━━ Material for the task

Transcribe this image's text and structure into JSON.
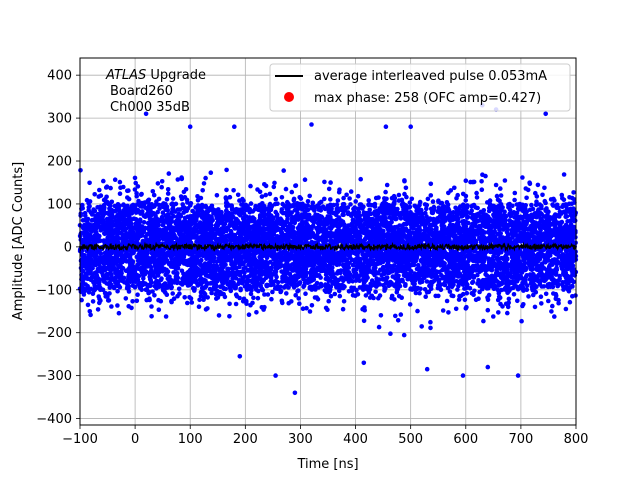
{
  "chart_data": {
    "type": "scatter",
    "title": "",
    "xlabel": "Time [ns]",
    "ylabel": "Amplitude [ADC Counts]",
    "xlim": [
      -100,
      800
    ],
    "ylim": [
      -415,
      440
    ],
    "x_ticks": [
      -100,
      0,
      100,
      200,
      300,
      400,
      500,
      600,
      700,
      800
    ],
    "y_ticks": [
      -400,
      -300,
      -200,
      -100,
      0,
      100,
      200,
      300,
      400
    ],
    "x_tick_labels": [
      "−100",
      "0",
      "100",
      "200",
      "300",
      "400",
      "500",
      "600",
      "700",
      "800"
    ],
    "y_tick_labels": [
      "−400",
      "−300",
      "−200",
      "−100",
      "0",
      "100",
      "200",
      "300",
      "400"
    ],
    "grid": true,
    "legend_position": "top-right",
    "annotation": {
      "experiment": "ATLAS",
      "experiment_suffix": " Upgrade",
      "board": "Board260",
      "channel": "Ch000 35dB"
    },
    "series": [
      {
        "name": "average interleaved pulse 0.053mA",
        "kind": "line",
        "color": "#000000",
        "x_range": [
          -100,
          800
        ],
        "approx_level": 0,
        "approx_noise": 6
      },
      {
        "name": "max phase: 258 (OFC amp=0.427)",
        "kind": "scatter",
        "color": "#ff0000",
        "points": []
      },
      {
        "name": "",
        "kind": "scatter",
        "color": "#0000ff",
        "x_range": [
          -100,
          800
        ],
        "approx_core_range": [
          -100,
          100
        ],
        "approx_spread_std": 60,
        "outliers": [
          {
            "x": 20,
            "y": 310
          },
          {
            "x": 100,
            "y": 280
          },
          {
            "x": 180,
            "y": 280
          },
          {
            "x": 320,
            "y": 285
          },
          {
            "x": 455,
            "y": 280
          },
          {
            "x": 500,
            "y": 280
          },
          {
            "x": 630,
            "y": 330
          },
          {
            "x": 655,
            "y": 320
          },
          {
            "x": 745,
            "y": 310
          },
          {
            "x": 290,
            "y": -340
          },
          {
            "x": 255,
            "y": -300
          },
          {
            "x": 530,
            "y": -285
          },
          {
            "x": 595,
            "y": -300
          },
          {
            "x": 640,
            "y": -280
          },
          {
            "x": 695,
            "y": -300
          },
          {
            "x": 190,
            "y": -255
          },
          {
            "x": 415,
            "y": -270
          }
        ]
      }
    ]
  }
}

━━━━

Short problem
Pictures are not part of the copy; output everything else in the records exactly.

Solution to this exercise
Transcribe this image's text and structure into JSON.
{
  "chart_data": {
    "type": "scatter",
    "title": "",
    "xlabel": "Time [ns]",
    "ylabel": "Amplitude [ADC Counts]",
    "xlim": [
      -100,
      800
    ],
    "ylim": [
      -415,
      440
    ],
    "x_ticks": [
      -100,
      0,
      100,
      200,
      300,
      400,
      500,
      600,
      700,
      800
    ],
    "y_ticks": [
      -400,
      -300,
      -200,
      -100,
      0,
      100,
      200,
      300,
      400
    ],
    "x_tick_labels": [
      "−100",
      "0",
      "100",
      "200",
      "300",
      "400",
      "500",
      "600",
      "700",
      "800"
    ],
    "y_tick_labels": [
      "−400",
      "−300",
      "−200",
      "−100",
      "0",
      "100",
      "200",
      "300",
      "400"
    ],
    "grid": true,
    "legend_position": "top-right",
    "annotation": {
      "experiment": "ATLAS",
      "experiment_suffix": " Upgrade",
      "board": "Board260",
      "channel": "Ch000 35dB"
    },
    "series": [
      {
        "name": "average interleaved pulse 0.053mA",
        "kind": "line",
        "color": "#000000",
        "x_range": [
          -100,
          800
        ],
        "approx_level": 0,
        "approx_noise": 6
      },
      {
        "name": "max phase: 258 (OFC amp=0.427)",
        "kind": "scatter",
        "color": "#ff0000",
        "points": []
      },
      {
        "name": "",
        "kind": "scatter",
        "color": "#0000ff",
        "x_range": [
          -100,
          800
        ],
        "approx_core_range": [
          -100,
          100
        ],
        "approx_spread_std": 60,
        "outliers": [
          {
            "x": 20,
            "y": 310
          },
          {
            "x": 100,
            "y": 280
          },
          {
            "x": 180,
            "y": 280
          },
          {
            "x": 320,
            "y": 285
          },
          {
            "x": 455,
            "y": 280
          },
          {
            "x": 500,
            "y": 280
          },
          {
            "x": 630,
            "y": 330
          },
          {
            "x": 655,
            "y": 320
          },
          {
            "x": 745,
            "y": 310
          },
          {
            "x": 290,
            "y": -340
          },
          {
            "x": 255,
            "y": -300
          },
          {
            "x": 530,
            "y": -285
          },
          {
            "x": 595,
            "y": -300
          },
          {
            "x": 640,
            "y": -280
          },
          {
            "x": 695,
            "y": -300
          },
          {
            "x": 190,
            "y": -255
          },
          {
            "x": 415,
            "y": -270
          }
        ]
      }
    ]
  }
}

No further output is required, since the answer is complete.